L'unification de la Bulgarie (en bulgare : Съединение на България) est l'acte d'unification de la principauté de Bulgarie et de la province de Roumélie orientale à l'automne 1885[1],[2]. Il est coordonné par le Comité révolutionnaire central secret bulgare (CRCSB). Tous deux faisaient partie de l'Empire ottoman, mais la principauté fonctionnait de facto de manière indépendante alors que la province roumélienne était autonome et avait une présence ottomane. L'unification est accomplie après des révoltes dans les villes de l'est de la Roumanie, suivie d'un coup d'État le 18 septembre 1885 (6 septembre dans le calendrier julien), soutenu par le prince bulgare Alexandre Ier. Le CRCSB, formé par Zahari Stoyanov, commence à populariser activement l'idée de l'unification au moyen de la presse et des manifestations publiques au printemps 1885.

Contexte[modifier | modifier le code]

La guerre russo-turque de 1877-1878 se termine par la signature du traité préliminaire de San Stefano, qui sépare de vastes territoires de l'Empire ottoman. La Bulgarie est ressuscitée après 482 ans de domination étrangère, mais en tant que principauté sous la suzeraineté ottomane[3].

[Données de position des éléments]

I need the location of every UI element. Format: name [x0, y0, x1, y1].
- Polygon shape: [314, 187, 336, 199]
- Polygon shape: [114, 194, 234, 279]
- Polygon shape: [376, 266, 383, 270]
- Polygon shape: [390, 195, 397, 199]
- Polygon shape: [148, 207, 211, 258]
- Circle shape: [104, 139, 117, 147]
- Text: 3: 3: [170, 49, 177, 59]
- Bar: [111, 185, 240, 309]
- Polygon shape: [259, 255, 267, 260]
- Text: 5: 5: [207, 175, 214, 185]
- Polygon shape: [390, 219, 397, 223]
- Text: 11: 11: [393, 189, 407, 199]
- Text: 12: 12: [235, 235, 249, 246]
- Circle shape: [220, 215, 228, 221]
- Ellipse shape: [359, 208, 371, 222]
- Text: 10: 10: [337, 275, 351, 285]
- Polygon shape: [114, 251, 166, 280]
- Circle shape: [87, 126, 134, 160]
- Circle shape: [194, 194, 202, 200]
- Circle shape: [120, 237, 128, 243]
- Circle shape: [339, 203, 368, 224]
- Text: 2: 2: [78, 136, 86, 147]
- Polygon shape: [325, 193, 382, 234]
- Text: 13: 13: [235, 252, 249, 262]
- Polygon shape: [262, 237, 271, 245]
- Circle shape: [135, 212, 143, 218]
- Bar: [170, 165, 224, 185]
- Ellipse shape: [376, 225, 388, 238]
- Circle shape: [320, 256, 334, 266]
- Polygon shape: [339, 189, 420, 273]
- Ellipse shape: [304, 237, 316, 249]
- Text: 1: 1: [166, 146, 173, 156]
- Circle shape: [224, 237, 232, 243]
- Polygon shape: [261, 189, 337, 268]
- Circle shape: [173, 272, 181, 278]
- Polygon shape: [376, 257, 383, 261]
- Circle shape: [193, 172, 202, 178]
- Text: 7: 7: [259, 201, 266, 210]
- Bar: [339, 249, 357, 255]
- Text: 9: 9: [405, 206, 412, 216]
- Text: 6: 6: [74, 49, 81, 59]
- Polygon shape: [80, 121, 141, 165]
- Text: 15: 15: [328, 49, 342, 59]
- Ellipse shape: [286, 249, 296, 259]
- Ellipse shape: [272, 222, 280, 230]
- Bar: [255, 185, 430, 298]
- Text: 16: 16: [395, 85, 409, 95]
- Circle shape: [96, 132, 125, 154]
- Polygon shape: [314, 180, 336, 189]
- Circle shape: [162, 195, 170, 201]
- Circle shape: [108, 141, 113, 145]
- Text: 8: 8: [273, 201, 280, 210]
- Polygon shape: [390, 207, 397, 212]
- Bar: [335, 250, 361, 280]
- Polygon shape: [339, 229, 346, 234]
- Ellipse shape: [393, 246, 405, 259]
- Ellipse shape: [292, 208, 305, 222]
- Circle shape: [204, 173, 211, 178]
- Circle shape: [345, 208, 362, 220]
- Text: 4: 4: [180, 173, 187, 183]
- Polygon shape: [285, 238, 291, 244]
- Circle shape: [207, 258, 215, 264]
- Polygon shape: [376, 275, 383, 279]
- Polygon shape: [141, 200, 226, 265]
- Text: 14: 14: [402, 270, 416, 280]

**Ensemble de tâches:**
• 1. Selon l'extrait sur l'unification de la Bulgarie, qui a formé le CRCSB ?
• 2. Rédigez la suite de l'extrait consacré à l'unification de la Bulgarie, à partir de sa dernière phrase.

**Résultats des tâches:**
• 1. Zahari Stoyanov.

• 2.
Les diplomates russes savent que la Bulgarie ne restera pas longtemps à l'intérieur de ces frontières — la paix de San Stefano est qualifiée de « préliminaire » par les Russes eux-mêmes. Le congrès de Berlin commence le 13 juin 1878 et se termine le 13 juillet suivant avec le traité de Berlin, qui crée un État vassal bulgare sur les terres situées entre les Balkans et le Danube. La région située entre les montagnes des Balkans et les monts Rila et Rhodopes devient une province ottomane autonome appelée Roumélie orientale. La séparation de la Bulgarie méridionale en une région administrative distincte est une garantie contre les craintes exprimées par le Royaume-Uni et l'Autriche-Hongrie de voir la Bulgarie accéder à la mer Égée, ce qui signifie logiquement que la Russie se rapproche de la Méditerranée[3].

La troisième grande partie du traité de Berlin pour la Bulgarie, la Macédoine, est restée dans les frontières ottomanes comme avant la guerre[3].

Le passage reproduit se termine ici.